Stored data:
* START *
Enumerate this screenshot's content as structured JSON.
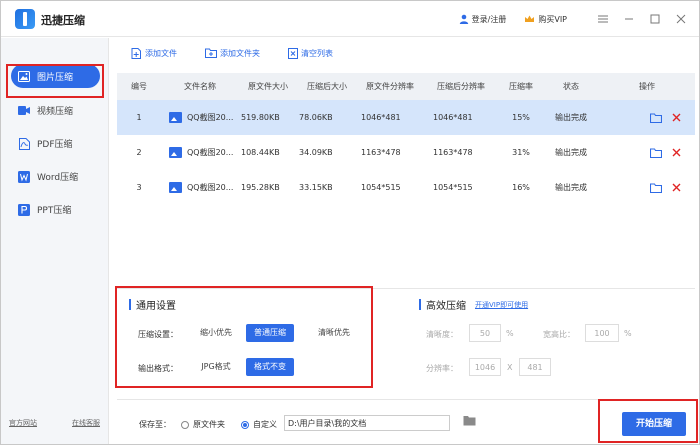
{
  "app": {
    "title": "迅捷压缩"
  },
  "header": {
    "login_label": "登录/注册",
    "vip_label": "购买VIP"
  },
  "sidebar": {
    "items": [
      {
        "label": "图片压缩",
        "icon": "image-icon",
        "active": true
      },
      {
        "label": "视频压缩",
        "icon": "video-icon"
      },
      {
        "label": "PDF压缩",
        "icon": "pdf-icon"
      },
      {
        "label": "Word压缩",
        "icon": "word-icon"
      },
      {
        "label": "PPT压缩",
        "icon": "ppt-icon"
      }
    ],
    "footer": {
      "site": "官方网站",
      "service": "在线客服"
    }
  },
  "toolbar": {
    "add_file": "添加文件",
    "add_folder": "添加文件夹",
    "clear_list": "清空列表"
  },
  "table": {
    "headers": [
      "编号",
      "文件名称",
      "原文件大小",
      "压缩后大小",
      "原文件分辨率",
      "压缩后分辨率",
      "压缩率",
      "状态",
      "操作"
    ],
    "rows": [
      {
        "no": "1",
        "name": "QQ截图20...",
        "orig_size": "519.80KB",
        "new_size": "78.06KB",
        "orig_res": "1046*481",
        "new_res": "1046*481",
        "rate": "15%",
        "status": "输出完成"
      },
      {
        "no": "2",
        "name": "QQ截图20...",
        "orig_size": "108.44KB",
        "new_size": "34.09KB",
        "orig_res": "1163*478",
        "new_res": "1163*478",
        "rate": "31%",
        "status": "输出完成"
      },
      {
        "no": "3",
        "name": "QQ截图20...",
        "orig_size": "195.28KB",
        "new_size": "33.15KB",
        "orig_res": "1054*515",
        "new_res": "1054*515",
        "rate": "16%",
        "status": "输出完成"
      }
    ]
  },
  "general": {
    "title": "通用设置",
    "mode_label": "压缩设置：",
    "modes": [
      "缩小优先",
      "普通压缩",
      "清晰优先"
    ],
    "format_label": "输出格式：",
    "formats": [
      "JPG格式",
      "格式不变"
    ]
  },
  "efficient": {
    "title": "高效压缩",
    "vip_link": "开通VIP即可使用",
    "clarity_label": "清晰度：",
    "clarity_value": "50",
    "clarity_unit": "%",
    "width_label": "宽高比：",
    "width_value": "100",
    "width_unit": "%",
    "res_label": "分辨率：",
    "res_w": "1046",
    "res_sep": "X",
    "res_h": "481"
  },
  "save": {
    "label": "保存至：",
    "opt_original": "原文件夹",
    "opt_custom": "自定义",
    "path": "D:\\用户目录\\我的文档",
    "start_label": "开始压缩"
  },
  "colors": {
    "accent": "#2e6be6",
    "selected_row": "#d5e5fb",
    "highlight": "#e02424"
  }
}
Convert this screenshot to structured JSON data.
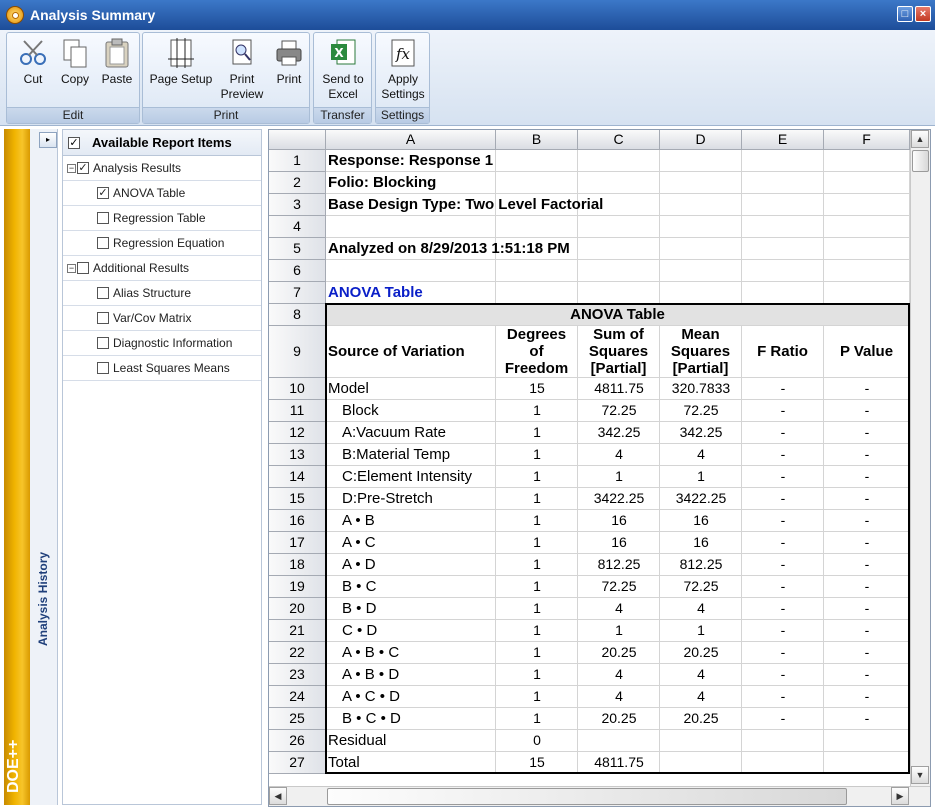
{
  "window": {
    "title": "Analysis Summary"
  },
  "toolbar": {
    "groups": [
      {
        "label": "Edit",
        "buttons": [
          "Cut",
          "Copy",
          "Paste"
        ]
      },
      {
        "label": "Print",
        "buttons": [
          "Page Setup",
          "Print\nPreview",
          "Print"
        ]
      },
      {
        "label": "Transfer",
        "buttons": [
          "Send to\nExcel"
        ]
      },
      {
        "label": "Settings",
        "buttons": [
          "Apply\nSettings"
        ]
      }
    ]
  },
  "sidebar": {
    "brand": "DOE++",
    "history_label": "Analysis History"
  },
  "tree": {
    "header": "Available Report Items",
    "items": [
      {
        "label": "Analysis Results",
        "checked": true,
        "level": 0
      },
      {
        "label": "ANOVA Table",
        "checked": true,
        "level": 1
      },
      {
        "label": "Regression Table",
        "checked": false,
        "level": 1
      },
      {
        "label": "Regression Equation",
        "checked": false,
        "level": 1
      },
      {
        "label": "Additional Results",
        "checked": false,
        "level": 0
      },
      {
        "label": "Alias Structure",
        "checked": false,
        "level": 1
      },
      {
        "label": "Var/Cov Matrix",
        "checked": false,
        "level": 1
      },
      {
        "label": "Diagnostic Information",
        "checked": false,
        "level": 1
      },
      {
        "label": "Least Squares Means",
        "checked": false,
        "level": 1
      }
    ]
  },
  "sheet": {
    "columns": [
      "A",
      "B",
      "C",
      "D",
      "E",
      "F"
    ],
    "rows": [
      "1",
      "2",
      "3",
      "4",
      "5",
      "6",
      "7",
      "8",
      "9",
      "10",
      "11",
      "12",
      "13",
      "14",
      "15",
      "16",
      "17",
      "18",
      "19",
      "20",
      "21",
      "22",
      "23",
      "24",
      "25",
      "26",
      "27"
    ],
    "header_lines": {
      "response": "Response: Response 1",
      "folio": "Folio: Blocking",
      "design": "Base Design Type: Two Level Factorial",
      "analyzed": "Analyzed on 8/29/2013 1:51:18 PM",
      "anova_link": "ANOVA Table"
    },
    "anova": {
      "title": "ANOVA Table",
      "headers": [
        "Source of Variation",
        "Degrees\nof\nFreedom",
        "Sum of\nSquares\n[Partial]",
        "Mean\nSquares\n[Partial]",
        "F Ratio",
        "P Value"
      ],
      "rows": [
        [
          "Model",
          "15",
          "4811.75",
          "320.7833",
          "-",
          "-"
        ],
        [
          "Block",
          "1",
          "72.25",
          "72.25",
          "-",
          "-"
        ],
        [
          "A:Vacuum Rate",
          "1",
          "342.25",
          "342.25",
          "-",
          "-"
        ],
        [
          "B:Material Temp",
          "1",
          "4",
          "4",
          "-",
          "-"
        ],
        [
          "C:Element Intensity",
          "1",
          "1",
          "1",
          "-",
          "-"
        ],
        [
          "D:Pre-Stretch",
          "1",
          "3422.25",
          "3422.25",
          "-",
          "-"
        ],
        [
          "A • B",
          "1",
          "16",
          "16",
          "-",
          "-"
        ],
        [
          "A • C",
          "1",
          "16",
          "16",
          "-",
          "-"
        ],
        [
          "A • D",
          "1",
          "812.25",
          "812.25",
          "-",
          "-"
        ],
        [
          "B • C",
          "1",
          "72.25",
          "72.25",
          "-",
          "-"
        ],
        [
          "B • D",
          "1",
          "4",
          "4",
          "-",
          "-"
        ],
        [
          "C • D",
          "1",
          "1",
          "1",
          "-",
          "-"
        ],
        [
          "A • B • C",
          "1",
          "20.25",
          "20.25",
          "-",
          "-"
        ],
        [
          "A • B • D",
          "1",
          "4",
          "4",
          "-",
          "-"
        ],
        [
          "A • C • D",
          "1",
          "4",
          "4",
          "-",
          "-"
        ],
        [
          "B • C • D",
          "1",
          "20.25",
          "20.25",
          "-",
          "-"
        ],
        [
          "Residual",
          "0",
          "",
          "",
          "",
          ""
        ],
        [
          "Total",
          "15",
          "4811.75",
          "",
          "",
          ""
        ]
      ]
    }
  }
}
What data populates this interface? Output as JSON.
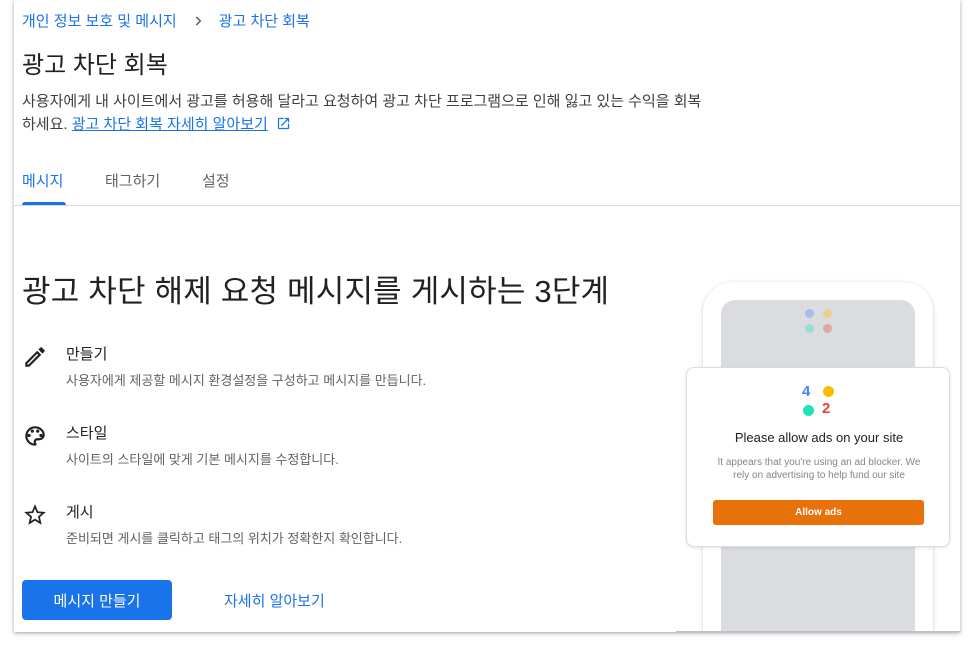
{
  "breadcrumb": {
    "parent": "개인 정보 보호 및 메시지",
    "current": "광고 차단 회복"
  },
  "page": {
    "title": "광고 차단 회복",
    "description": "사용자에게 내 사이트에서 광고를 허용해 달라고 요청하여 광고 차단 프로그램으로 인해 잃고 있는 수익을 회복하세요.",
    "learn_link": "광고 차단 회복 자세히 알아보기"
  },
  "tabs": [
    {
      "label": "메시지",
      "active": true
    },
    {
      "label": "태그하기",
      "active": false
    },
    {
      "label": "설정",
      "active": false
    }
  ],
  "section": {
    "title": "광고 차단 해제 요청 메시지를 게시하는 3단계"
  },
  "steps": [
    {
      "icon": "pencil-icon",
      "title": "만들기",
      "desc": "사용자에게 제공할 메시지 환경설정을 구성하고 메시지를 만듭니다."
    },
    {
      "icon": "palette-icon",
      "title": "스타일",
      "desc": "사이트의 스타일에 맞게 기본 메시지를 수정합니다."
    },
    {
      "icon": "star-icon",
      "title": "게시",
      "desc": "준비되면 게시를 클릭하고 태그의 위치가 정확한지 확인합니다."
    }
  ],
  "actions": {
    "primary": "메시지 만들기",
    "secondary": "자세히 알아보기"
  },
  "illustration": {
    "logo_digits": [
      "4",
      "2"
    ],
    "popup_title": "Please allow ads on your site",
    "popup_text": "It appears that you're using an ad blocker. We rely on advertising to help fund our site",
    "button_label": "Allow ads"
  },
  "colors": {
    "accent": "#1a73e8",
    "allow_button": "#e8710a",
    "logo_blue": "#4285f4",
    "logo_yellow": "#fbbc04",
    "logo_green": "#1ee3b7",
    "logo_red": "#ea4335"
  }
}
* END *
[THE REQUEST]
Check the records above line by line and tally those holding the string "JSON". Answer with the number only.

[THE ANSWER]
3